--- begin Extracted records ---

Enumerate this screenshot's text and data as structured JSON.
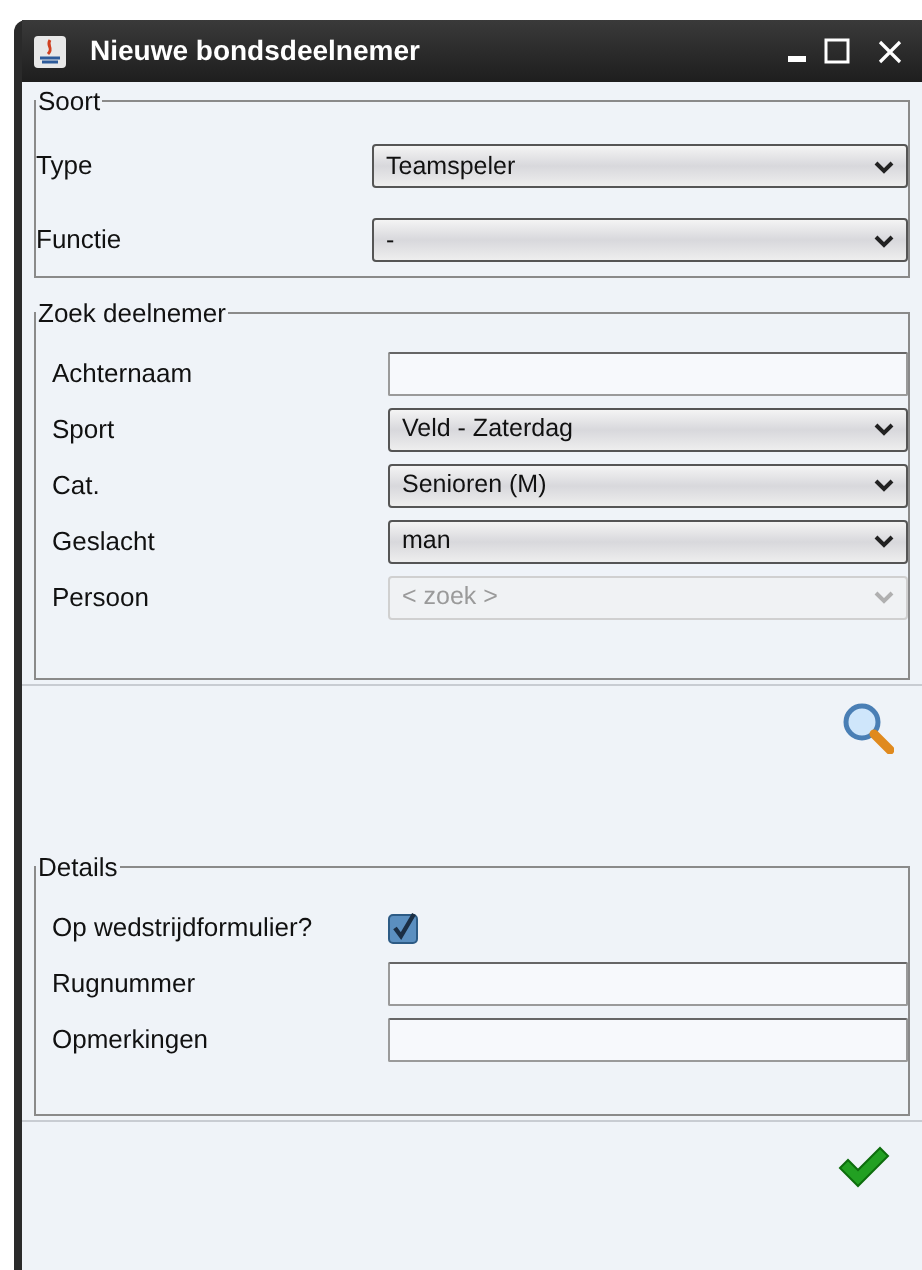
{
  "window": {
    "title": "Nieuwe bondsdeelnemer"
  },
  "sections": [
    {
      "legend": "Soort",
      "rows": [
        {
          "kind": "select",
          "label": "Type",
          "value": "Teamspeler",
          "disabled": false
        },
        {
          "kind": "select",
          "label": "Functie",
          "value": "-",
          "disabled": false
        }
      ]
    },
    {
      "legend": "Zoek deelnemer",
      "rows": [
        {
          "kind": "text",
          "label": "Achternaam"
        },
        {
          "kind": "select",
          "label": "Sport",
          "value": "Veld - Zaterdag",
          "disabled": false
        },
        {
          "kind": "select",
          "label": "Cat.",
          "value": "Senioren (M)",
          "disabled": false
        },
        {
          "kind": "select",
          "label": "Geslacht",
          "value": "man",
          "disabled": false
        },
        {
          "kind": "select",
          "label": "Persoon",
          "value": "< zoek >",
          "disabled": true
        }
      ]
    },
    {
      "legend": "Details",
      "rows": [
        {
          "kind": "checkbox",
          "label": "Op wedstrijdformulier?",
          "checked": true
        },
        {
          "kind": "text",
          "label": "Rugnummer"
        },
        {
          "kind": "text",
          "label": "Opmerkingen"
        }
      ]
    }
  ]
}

--- end Extracted records ---

Set task
The pictures in the entries should be left out; output everything else exactly.

Exercise answer
Enumerate this screenshot's text and data as structured JSON.
{
  "window": {
    "title": "Nieuwe bondsdeelnemer"
  },
  "sections": [
    {
      "legend": "Soort",
      "rows": [
        {
          "kind": "select",
          "label": "Type",
          "value": "Teamspeler",
          "disabled": false
        },
        {
          "kind": "select",
          "label": "Functie",
          "value": "-",
          "disabled": false
        }
      ]
    },
    {
      "legend": "Zoek deelnemer",
      "rows": [
        {
          "kind": "text",
          "label": "Achternaam"
        },
        {
          "kind": "select",
          "label": "Sport",
          "value": "Veld - Zaterdag",
          "disabled": false
        },
        {
          "kind": "select",
          "label": "Cat.",
          "value": "Senioren (M)",
          "disabled": false
        },
        {
          "kind": "select",
          "label": "Geslacht",
          "value": "man",
          "disabled": false
        },
        {
          "kind": "select",
          "label": "Persoon",
          "value": "< zoek >",
          "disabled": true
        }
      ]
    },
    {
      "legend": "Details",
      "rows": [
        {
          "kind": "checkbox",
          "label": "Op wedstrijdformulier?",
          "checked": true
        },
        {
          "kind": "text",
          "label": "Rugnummer"
        },
        {
          "kind": "text",
          "label": "Opmerkingen"
        }
      ]
    }
  ]
}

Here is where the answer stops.